▶ [Objective]: Return the entries below in their exact form, leaving the pictures out.

▶ [Data for processing]:
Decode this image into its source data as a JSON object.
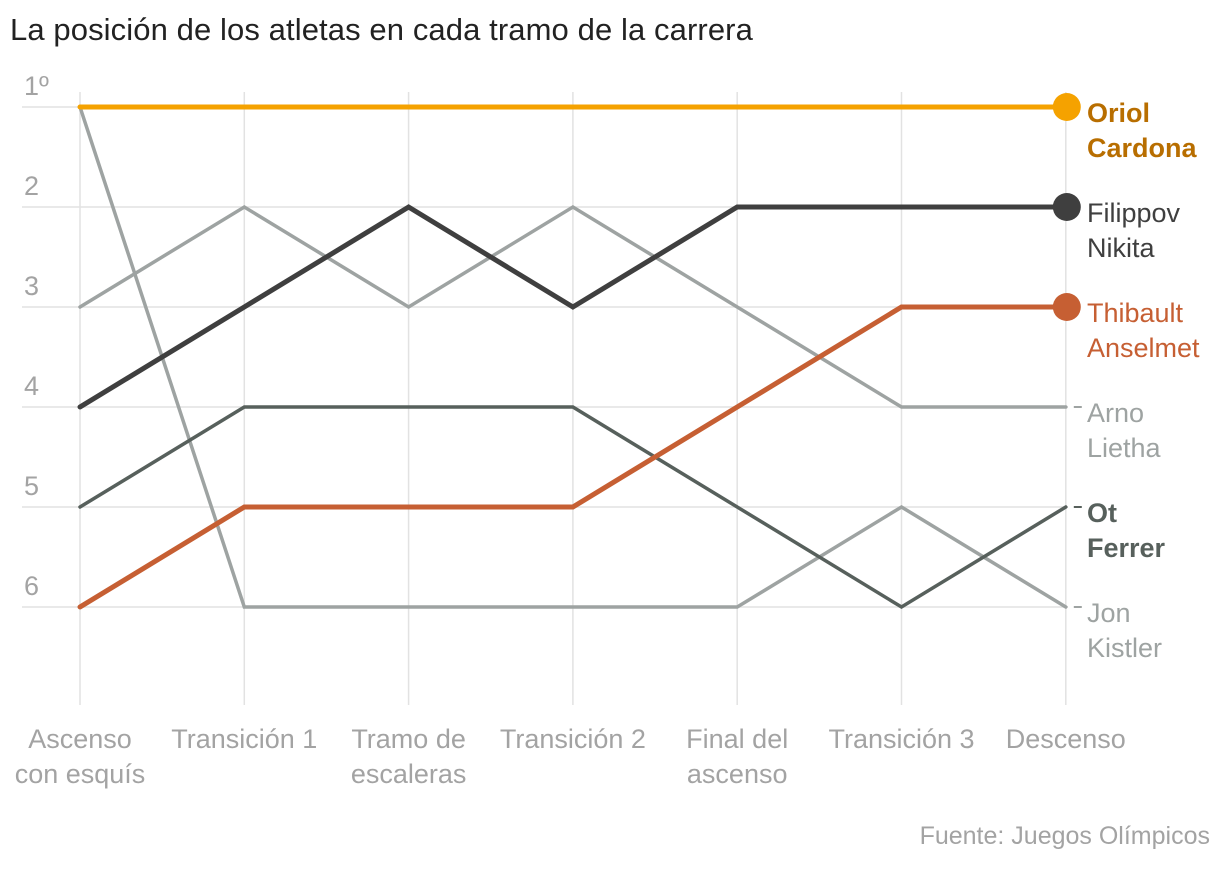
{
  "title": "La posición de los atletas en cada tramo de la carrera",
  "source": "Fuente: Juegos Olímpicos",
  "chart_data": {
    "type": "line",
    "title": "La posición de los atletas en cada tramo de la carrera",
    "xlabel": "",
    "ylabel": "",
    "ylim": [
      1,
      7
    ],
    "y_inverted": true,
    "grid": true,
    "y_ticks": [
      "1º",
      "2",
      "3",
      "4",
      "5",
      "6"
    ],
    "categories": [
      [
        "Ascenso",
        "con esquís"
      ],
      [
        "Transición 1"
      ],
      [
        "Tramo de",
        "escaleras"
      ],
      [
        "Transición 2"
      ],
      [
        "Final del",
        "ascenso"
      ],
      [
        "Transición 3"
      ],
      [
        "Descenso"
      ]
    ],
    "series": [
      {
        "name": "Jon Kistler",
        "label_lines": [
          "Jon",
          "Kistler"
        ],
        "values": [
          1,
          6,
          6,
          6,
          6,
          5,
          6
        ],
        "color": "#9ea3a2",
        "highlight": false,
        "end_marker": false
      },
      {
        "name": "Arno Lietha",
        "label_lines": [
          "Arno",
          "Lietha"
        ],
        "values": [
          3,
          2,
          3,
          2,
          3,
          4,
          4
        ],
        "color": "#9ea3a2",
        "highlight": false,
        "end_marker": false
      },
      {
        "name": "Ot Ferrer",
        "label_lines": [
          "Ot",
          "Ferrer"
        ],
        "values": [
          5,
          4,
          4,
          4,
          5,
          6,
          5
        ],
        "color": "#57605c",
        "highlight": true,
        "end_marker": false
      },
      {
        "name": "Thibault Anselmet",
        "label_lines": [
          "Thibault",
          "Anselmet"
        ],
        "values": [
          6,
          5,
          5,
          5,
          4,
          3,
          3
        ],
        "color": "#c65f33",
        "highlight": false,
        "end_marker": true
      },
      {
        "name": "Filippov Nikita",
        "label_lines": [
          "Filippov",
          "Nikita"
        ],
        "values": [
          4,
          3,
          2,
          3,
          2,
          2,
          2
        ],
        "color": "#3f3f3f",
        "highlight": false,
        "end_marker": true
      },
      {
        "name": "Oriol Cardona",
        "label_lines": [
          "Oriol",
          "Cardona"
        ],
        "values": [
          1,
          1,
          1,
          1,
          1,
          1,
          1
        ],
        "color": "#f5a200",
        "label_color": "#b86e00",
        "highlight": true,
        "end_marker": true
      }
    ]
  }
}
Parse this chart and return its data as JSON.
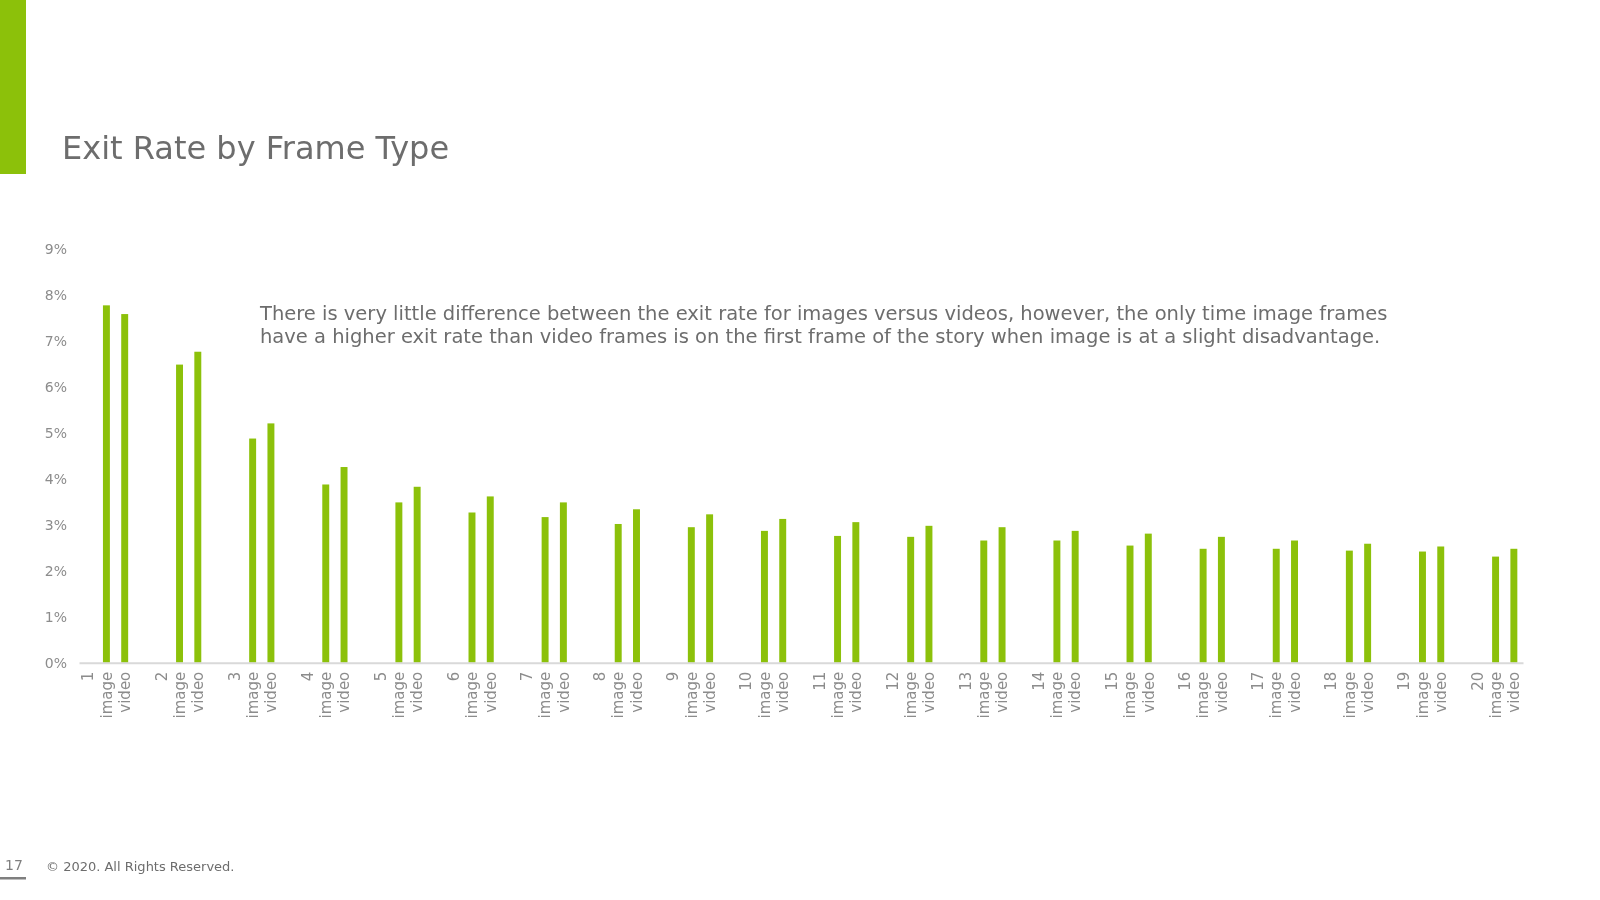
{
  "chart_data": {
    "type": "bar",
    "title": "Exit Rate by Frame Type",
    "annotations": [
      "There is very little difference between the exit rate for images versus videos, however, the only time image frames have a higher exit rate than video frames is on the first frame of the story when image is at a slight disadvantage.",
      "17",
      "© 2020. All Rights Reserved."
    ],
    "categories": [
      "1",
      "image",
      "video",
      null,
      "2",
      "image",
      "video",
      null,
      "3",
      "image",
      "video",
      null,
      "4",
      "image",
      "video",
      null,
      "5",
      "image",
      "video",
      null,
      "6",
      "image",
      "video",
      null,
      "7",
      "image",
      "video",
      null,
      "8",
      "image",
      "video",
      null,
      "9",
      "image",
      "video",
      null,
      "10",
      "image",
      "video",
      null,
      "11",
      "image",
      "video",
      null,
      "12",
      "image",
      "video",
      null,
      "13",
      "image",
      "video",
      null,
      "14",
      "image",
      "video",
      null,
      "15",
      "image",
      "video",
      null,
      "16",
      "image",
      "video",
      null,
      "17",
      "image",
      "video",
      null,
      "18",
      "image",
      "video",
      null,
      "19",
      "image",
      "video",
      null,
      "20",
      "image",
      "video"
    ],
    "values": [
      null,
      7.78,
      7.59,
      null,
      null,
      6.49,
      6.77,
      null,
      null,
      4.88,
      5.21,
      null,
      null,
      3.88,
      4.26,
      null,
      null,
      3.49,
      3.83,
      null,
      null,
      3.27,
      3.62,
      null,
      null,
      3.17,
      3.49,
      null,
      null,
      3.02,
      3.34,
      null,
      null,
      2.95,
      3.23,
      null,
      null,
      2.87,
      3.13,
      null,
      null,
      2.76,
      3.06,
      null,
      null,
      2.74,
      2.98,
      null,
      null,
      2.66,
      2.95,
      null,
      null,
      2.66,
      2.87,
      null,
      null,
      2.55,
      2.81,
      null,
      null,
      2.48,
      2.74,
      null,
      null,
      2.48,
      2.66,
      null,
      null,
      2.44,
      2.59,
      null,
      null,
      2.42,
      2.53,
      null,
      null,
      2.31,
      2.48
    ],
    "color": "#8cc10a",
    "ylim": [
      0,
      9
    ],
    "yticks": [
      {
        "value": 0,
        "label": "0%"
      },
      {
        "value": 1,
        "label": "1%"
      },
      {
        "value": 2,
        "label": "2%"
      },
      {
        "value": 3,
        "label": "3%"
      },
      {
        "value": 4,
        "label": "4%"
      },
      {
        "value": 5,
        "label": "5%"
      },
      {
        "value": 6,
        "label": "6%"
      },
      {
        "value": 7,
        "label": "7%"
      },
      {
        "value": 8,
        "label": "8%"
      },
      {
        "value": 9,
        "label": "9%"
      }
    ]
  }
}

▶ [Task output]:
Decode this image into its source data as a JSON object.
{
  "title": "La posición de los atletas en cada tramo de la carrera",
  "source": "Fuente: Juegos Olímpicos",
  "chart_data": {
    "type": "line",
    "title": "La posición de los atletas en cada tramo de la carrera",
    "xlabel": "",
    "ylabel": "",
    "ylim": [
      1,
      7
    ],
    "y_inverted": true,
    "grid": true,
    "y_ticks": [
      "1º",
      "2",
      "3",
      "4",
      "5",
      "6"
    ],
    "categories": [
      [
        "Ascenso",
        "con esquís"
      ],
      [
        "Transición 1"
      ],
      [
        "Tramo de",
        "escaleras"
      ],
      [
        "Transición 2"
      ],
      [
        "Final del",
        "ascenso"
      ],
      [
        "Transición 3"
      ],
      [
        "Descenso"
      ]
    ],
    "series": [
      {
        "name": "Jon Kistler",
        "label_lines": [
          "Jon",
          "Kistler"
        ],
        "values": [
          1,
          6,
          6,
          6,
          6,
          5,
          6
        ],
        "color": "#9ea3a2",
        "highlight": false,
        "end_marker": false
      },
      {
        "name": "Arno Lietha",
        "label_lines": [
          "Arno",
          "Lietha"
        ],
        "values": [
          3,
          2,
          3,
          2,
          3,
          4,
          4
        ],
        "color": "#9ea3a2",
        "highlight": false,
        "end_marker": false
      },
      {
        "name": "Ot Ferrer",
        "label_lines": [
          "Ot",
          "Ferrer"
        ],
        "values": [
          5,
          4,
          4,
          4,
          5,
          6,
          5
        ],
        "color": "#57605c",
        "highlight": true,
        "end_marker": false
      },
      {
        "name": "Thibault Anselmet",
        "label_lines": [
          "Thibault",
          "Anselmet"
        ],
        "values": [
          6,
          5,
          5,
          5,
          4,
          3,
          3
        ],
        "color": "#c65f33",
        "highlight": false,
        "end_marker": true
      },
      {
        "name": "Filippov Nikita",
        "label_lines": [
          "Filippov",
          "Nikita"
        ],
        "values": [
          4,
          3,
          2,
          3,
          2,
          2,
          2
        ],
        "color": "#3f3f3f",
        "highlight": false,
        "end_marker": true
      },
      {
        "name": "Oriol Cardona",
        "label_lines": [
          "Oriol",
          "Cardona"
        ],
        "values": [
          1,
          1,
          1,
          1,
          1,
          1,
          1
        ],
        "color": "#f5a200",
        "label_color": "#b86e00",
        "highlight": true,
        "end_marker": true
      }
    ]
  }
}
Parse this chart and return its data as JSON.
{
  "chart_data": {
    "type": "bar",
    "title": "Exit Rate by Frame Type",
    "annotations": [
      "There is very little difference between the exit rate for images versus videos, however, the only time image frames have a higher exit rate than video frames is on the first frame of the story when image is at a slight disadvantage.",
      "17",
      "© 2020. All Rights Reserved."
    ],
    "categories": [
      "1",
      "image",
      "video",
      null,
      "2",
      "image",
      "video",
      null,
      "3",
      "image",
      "video",
      null,
      "4",
      "image",
      "video",
      null,
      "5",
      "image",
      "video",
      null,
      "6",
      "image",
      "video",
      null,
      "7",
      "image",
      "video",
      null,
      "8",
      "image",
      "video",
      null,
      "9",
      "image",
      "video",
      null,
      "10",
      "image",
      "video",
      null,
      "11",
      "image",
      "video",
      null,
      "12",
      "image",
      "video",
      null,
      "13",
      "image",
      "video",
      null,
      "14",
      "image",
      "video",
      null,
      "15",
      "image",
      "video",
      null,
      "16",
      "image",
      "video",
      null,
      "17",
      "image",
      "video",
      null,
      "18",
      "image",
      "video",
      null,
      "19",
      "image",
      "video",
      null,
      "20",
      "image",
      "video"
    ],
    "values": [
      null,
      7.78,
      7.59,
      null,
      null,
      6.49,
      6.77,
      null,
      null,
      4.88,
      5.21,
      null,
      null,
      3.88,
      4.26,
      null,
      null,
      3.49,
      3.83,
      null,
      null,
      3.27,
      3.62,
      null,
      null,
      3.17,
      3.49,
      null,
      null,
      3.02,
      3.34,
      null,
      null,
      2.95,
      3.23,
      null,
      null,
      2.87,
      3.13,
      null,
      null,
      2.76,
      3.06,
      null,
      null,
      2.74,
      2.98,
      null,
      null,
      2.66,
      2.95,
      null,
      null,
      2.66,
      2.87,
      null,
      null,
      2.55,
      2.81,
      null,
      null,
      2.48,
      2.74,
      null,
      null,
      2.48,
      2.66,
      null,
      null,
      2.44,
      2.59,
      null,
      null,
      2.42,
      2.53,
      null,
      null,
      2.31,
      2.48
    ],
    "color": "#8cc10a",
    "ylim": [
      0,
      9
    ],
    "yticks": [
      {
        "value": 0,
        "label": "0%"
      },
      {
        "value": 1,
        "label": "1%"
      },
      {
        "value": 2,
        "label": "2%"
      },
      {
        "value": 3,
        "label": "3%"
      },
      {
        "value": 4,
        "label": "4%"
      },
      {
        "value": 5,
        "label": "5%"
      },
      {
        "value": 6,
        "label": "6%"
      },
      {
        "value": 7,
        "label": "7%"
      },
      {
        "value": 8,
        "label": "8%"
      },
      {
        "value": 9,
        "label": "9%"
      }
    ]
  }
}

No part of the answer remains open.